• [Given request] Repeat the entire listing exactly as written.

• [Working data]
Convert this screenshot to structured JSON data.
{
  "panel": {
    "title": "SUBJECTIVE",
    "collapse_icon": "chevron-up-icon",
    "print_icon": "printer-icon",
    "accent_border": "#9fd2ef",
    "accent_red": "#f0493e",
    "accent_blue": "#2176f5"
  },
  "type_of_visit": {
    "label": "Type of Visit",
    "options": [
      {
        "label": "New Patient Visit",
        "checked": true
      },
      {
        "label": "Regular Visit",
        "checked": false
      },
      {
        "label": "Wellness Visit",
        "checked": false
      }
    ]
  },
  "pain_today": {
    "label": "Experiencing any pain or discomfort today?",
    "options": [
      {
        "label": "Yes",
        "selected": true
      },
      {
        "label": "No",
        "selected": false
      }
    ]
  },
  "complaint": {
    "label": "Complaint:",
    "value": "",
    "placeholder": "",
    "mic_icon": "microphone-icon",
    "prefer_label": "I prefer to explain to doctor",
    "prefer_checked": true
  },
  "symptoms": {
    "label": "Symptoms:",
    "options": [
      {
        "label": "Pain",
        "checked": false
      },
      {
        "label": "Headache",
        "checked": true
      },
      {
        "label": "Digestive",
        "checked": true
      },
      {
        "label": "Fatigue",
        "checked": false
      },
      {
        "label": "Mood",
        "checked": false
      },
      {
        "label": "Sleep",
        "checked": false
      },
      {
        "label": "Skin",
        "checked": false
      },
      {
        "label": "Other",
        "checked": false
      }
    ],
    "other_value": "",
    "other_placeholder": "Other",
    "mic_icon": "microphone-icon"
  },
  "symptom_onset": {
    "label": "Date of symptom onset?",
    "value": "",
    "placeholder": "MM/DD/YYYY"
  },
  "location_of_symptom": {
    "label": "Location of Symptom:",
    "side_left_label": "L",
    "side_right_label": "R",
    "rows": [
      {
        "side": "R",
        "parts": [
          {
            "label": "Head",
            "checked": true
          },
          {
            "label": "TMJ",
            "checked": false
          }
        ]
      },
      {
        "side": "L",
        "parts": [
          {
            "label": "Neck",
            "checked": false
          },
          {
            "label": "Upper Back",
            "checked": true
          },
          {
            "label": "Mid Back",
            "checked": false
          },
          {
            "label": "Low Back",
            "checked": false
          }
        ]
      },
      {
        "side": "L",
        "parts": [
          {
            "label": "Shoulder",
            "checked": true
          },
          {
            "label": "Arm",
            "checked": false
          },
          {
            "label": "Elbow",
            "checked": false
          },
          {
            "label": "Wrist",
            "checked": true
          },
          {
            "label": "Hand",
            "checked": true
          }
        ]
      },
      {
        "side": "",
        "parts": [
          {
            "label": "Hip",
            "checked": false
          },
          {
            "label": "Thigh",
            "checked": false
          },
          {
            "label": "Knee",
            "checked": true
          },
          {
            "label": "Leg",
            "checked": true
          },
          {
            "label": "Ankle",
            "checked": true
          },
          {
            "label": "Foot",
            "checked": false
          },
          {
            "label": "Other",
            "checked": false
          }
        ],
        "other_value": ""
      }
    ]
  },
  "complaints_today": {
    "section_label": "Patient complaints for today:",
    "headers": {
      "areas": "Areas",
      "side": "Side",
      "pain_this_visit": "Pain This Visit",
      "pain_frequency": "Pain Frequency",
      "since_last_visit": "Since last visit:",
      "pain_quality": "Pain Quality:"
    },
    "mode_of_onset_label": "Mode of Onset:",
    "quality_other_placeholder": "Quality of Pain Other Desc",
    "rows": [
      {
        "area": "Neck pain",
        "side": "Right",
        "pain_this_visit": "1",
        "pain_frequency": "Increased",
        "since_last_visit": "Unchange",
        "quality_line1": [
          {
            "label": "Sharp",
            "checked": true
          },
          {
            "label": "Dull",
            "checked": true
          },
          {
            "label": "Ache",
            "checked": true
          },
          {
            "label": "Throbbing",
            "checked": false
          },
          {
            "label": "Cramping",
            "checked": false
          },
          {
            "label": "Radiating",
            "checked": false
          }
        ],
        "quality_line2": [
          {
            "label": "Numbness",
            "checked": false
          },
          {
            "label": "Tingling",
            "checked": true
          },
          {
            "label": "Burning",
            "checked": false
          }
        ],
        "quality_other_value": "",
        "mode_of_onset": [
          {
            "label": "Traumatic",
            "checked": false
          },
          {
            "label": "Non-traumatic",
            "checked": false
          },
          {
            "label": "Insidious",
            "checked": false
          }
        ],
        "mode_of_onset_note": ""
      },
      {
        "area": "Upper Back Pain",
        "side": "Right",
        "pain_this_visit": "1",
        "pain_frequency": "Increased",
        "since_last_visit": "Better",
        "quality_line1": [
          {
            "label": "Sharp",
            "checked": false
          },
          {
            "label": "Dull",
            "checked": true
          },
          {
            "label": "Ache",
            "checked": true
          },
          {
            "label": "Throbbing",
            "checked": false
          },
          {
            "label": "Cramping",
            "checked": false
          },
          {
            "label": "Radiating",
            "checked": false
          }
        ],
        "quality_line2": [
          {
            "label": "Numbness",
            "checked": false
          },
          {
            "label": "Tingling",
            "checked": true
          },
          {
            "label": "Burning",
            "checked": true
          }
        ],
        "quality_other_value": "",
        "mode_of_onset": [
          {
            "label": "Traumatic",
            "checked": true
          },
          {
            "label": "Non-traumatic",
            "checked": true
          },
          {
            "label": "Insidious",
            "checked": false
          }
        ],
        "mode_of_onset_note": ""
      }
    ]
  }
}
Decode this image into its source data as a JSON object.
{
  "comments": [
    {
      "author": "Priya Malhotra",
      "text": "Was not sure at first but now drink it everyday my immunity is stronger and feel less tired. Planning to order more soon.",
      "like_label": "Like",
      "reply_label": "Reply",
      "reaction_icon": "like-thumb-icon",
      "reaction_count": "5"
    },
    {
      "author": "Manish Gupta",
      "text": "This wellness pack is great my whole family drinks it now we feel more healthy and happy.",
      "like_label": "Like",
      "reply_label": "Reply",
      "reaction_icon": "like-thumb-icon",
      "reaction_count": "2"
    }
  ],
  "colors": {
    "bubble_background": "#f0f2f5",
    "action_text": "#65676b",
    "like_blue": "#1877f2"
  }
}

• [Completed task]
Convert this screenshot to structured JSON data.
{
  "panel": {
    "title": "SUBJECTIVE",
    "collapse_icon": "chevron-up-icon",
    "print_icon": "printer-icon",
    "accent_border": "#9fd2ef",
    "accent_red": "#f0493e",
    "accent_blue": "#2176f5"
  },
  "type_of_visit": {
    "label": "Type of Visit",
    "options": [
      {
        "label": "New Patient Visit",
        "checked": true
      },
      {
        "label": "Regular Visit",
        "checked": false
      },
      {
        "label": "Wellness Visit",
        "checked": false
      }
    ]
  },
  "pain_today": {
    "label": "Experiencing any pain or discomfort today?",
    "options": [
      {
        "label": "Yes",
        "selected": true
      },
      {
        "label": "No",
        "selected": false
      }
    ]
  },
  "complaint": {
    "label": "Complaint:",
    "value": "",
    "placeholder": "",
    "mic_icon": "microphone-icon",
    "prefer_label": "I prefer to explain to doctor",
    "prefer_checked": true
  },
  "symptoms": {
    "label": "Symptoms:",
    "options": [
      {
        "label": "Pain",
        "checked": false
      },
      {
        "label": "Headache",
        "checked": true
      },
      {
        "label": "Digestive",
        "checked": true
      },
      {
        "label": "Fatigue",
        "checked": false
      },
      {
        "label": "Mood",
        "checked": false
      },
      {
        "label": "Sleep",
        "checked": false
      },
      {
        "label": "Skin",
        "checked": false
      },
      {
        "label": "Other",
        "checked": false
      }
    ],
    "other_value": "",
    "other_placeholder": "Other",
    "mic_icon": "microphone-icon"
  },
  "symptom_onset": {
    "label": "Date of symptom onset?",
    "value": "",
    "placeholder": "MM/DD/YYYY"
  },
  "location_of_symptom": {
    "label": "Location of Symptom:",
    "side_left_label": "L",
    "side_right_label": "R",
    "rows": [
      {
        "side": "R",
        "parts": [
          {
            "label": "Head",
            "checked": true
          },
          {
            "label": "TMJ",
            "checked": false
          }
        ]
      },
      {
        "side": "L",
        "parts": [
          {
            "label": "Neck",
            "checked": false
          },
          {
            "label": "Upper Back",
            "checked": true
          },
          {
            "label": "Mid Back",
            "checked": false
          },
          {
            "label": "Low Back",
            "checked": false
          }
        ]
      },
      {
        "side": "L",
        "parts": [
          {
            "label": "Shoulder",
            "checked": true
          },
          {
            "label": "Arm",
            "checked": false
          },
          {
            "label": "Elbow",
            "checked": false
          },
          {
            "label": "Wrist",
            "checked": true
          },
          {
            "label": "Hand",
            "checked": true
          }
        ]
      },
      {
        "side": "",
        "parts": [
          {
            "label": "Hip",
            "checked": false
          },
          {
            "label": "Thigh",
            "checked": false
          },
          {
            "label": "Knee",
            "checked": true
          },
          {
            "label": "Leg",
            "checked": true
          },
          {
            "label": "Ankle",
            "checked": true
          },
          {
            "label": "Foot",
            "checked": false
          },
          {
            "label": "Other",
            "checked": false
          }
        ],
        "other_value": ""
      }
    ]
  },
  "complaints_today": {
    "section_label": "Patient complaints for today:",
    "headers": {
      "areas": "Areas",
      "side": "Side",
      "pain_this_visit": "Pain This Visit",
      "pain_frequency": "Pain Frequency",
      "since_last_visit": "Since last visit:",
      "pain_quality": "Pain Quality:"
    },
    "mode_of_onset_label": "Mode of Onset:",
    "quality_other_placeholder": "Quality of Pain Other Desc",
    "rows": [
      {
        "area": "Neck pain",
        "side": "Right",
        "pain_this_visit": "1",
        "pain_frequency": "Increased",
        "since_last_visit": "Unchange",
        "quality_line1": [
          {
            "label": "Sharp",
            "checked": true
          },
          {
            "label": "Dull",
            "checked": true
          },
          {
            "label": "Ache",
            "checked": true
          },
          {
            "label": "Throbbing",
            "checked": false
          },
          {
            "label": "Cramping",
            "checked": false
          },
          {
            "label": "Radiating",
            "checked": false
          }
        ],
        "quality_line2": [
          {
            "label": "Numbness",
            "checked": false
          },
          {
            "label": "Tingling",
            "checked": true
          },
          {
            "label": "Burning",
            "checked": false
          }
        ],
        "quality_other_value": "",
        "mode_of_onset": [
          {
            "label": "Traumatic",
            "checked": false
          },
          {
            "label": "Non-traumatic",
            "checked": false
          },
          {
            "label": "Insidious",
            "checked": false
          }
        ],
        "mode_of_onset_note": ""
      },
      {
        "area": "Upper Back Pain",
        "side": "Right",
        "pain_this_visit": "1",
        "pain_frequency": "Increased",
        "since_last_visit": "Better",
        "quality_line1": [
          {
            "label": "Sharp",
            "checked": false
          },
          {
            "label": "Dull",
            "checked": true
          },
          {
            "label": "Ache",
            "checked": true
          },
          {
            "label": "Throbbing",
            "checked": false
          },
          {
            "label": "Cramping",
            "checked": false
          },
          {
            "label": "Radiating",
            "checked": false
          }
        ],
        "quality_line2": [
          {
            "label": "Numbness",
            "checked": false
          },
          {
            "label": "Tingling",
            "checked": true
          },
          {
            "label": "Burning",
            "checked": true
          }
        ],
        "quality_other_value": "",
        "mode_of_onset": [
          {
            "label": "Traumatic",
            "checked": true
          },
          {
            "label": "Non-traumatic",
            "checked": true
          },
          {
            "label": "Insidious",
            "checked": false
          }
        ],
        "mode_of_onset_note": ""
      }
    ]
  }
}
Decode this image into its source data as a JSON object.
{
  "comments": [
    {
      "author": "Priya Malhotra",
      "text": "Was not sure at first but now drink it everyday my immunity is stronger and feel less tired. Planning to order more soon.",
      "like_label": "Like",
      "reply_label": "Reply",
      "reaction_icon": "like-thumb-icon",
      "reaction_count": "5"
    },
    {
      "author": "Manish Gupta",
      "text": "This wellness pack is great my whole family drinks it now we feel more healthy and happy.",
      "like_label": "Like",
      "reply_label": "Reply",
      "reaction_icon": "like-thumb-icon",
      "reaction_count": "2"
    }
  ],
  "colors": {
    "bubble_background": "#f0f2f5",
    "action_text": "#65676b",
    "like_blue": "#1877f2"
  }
}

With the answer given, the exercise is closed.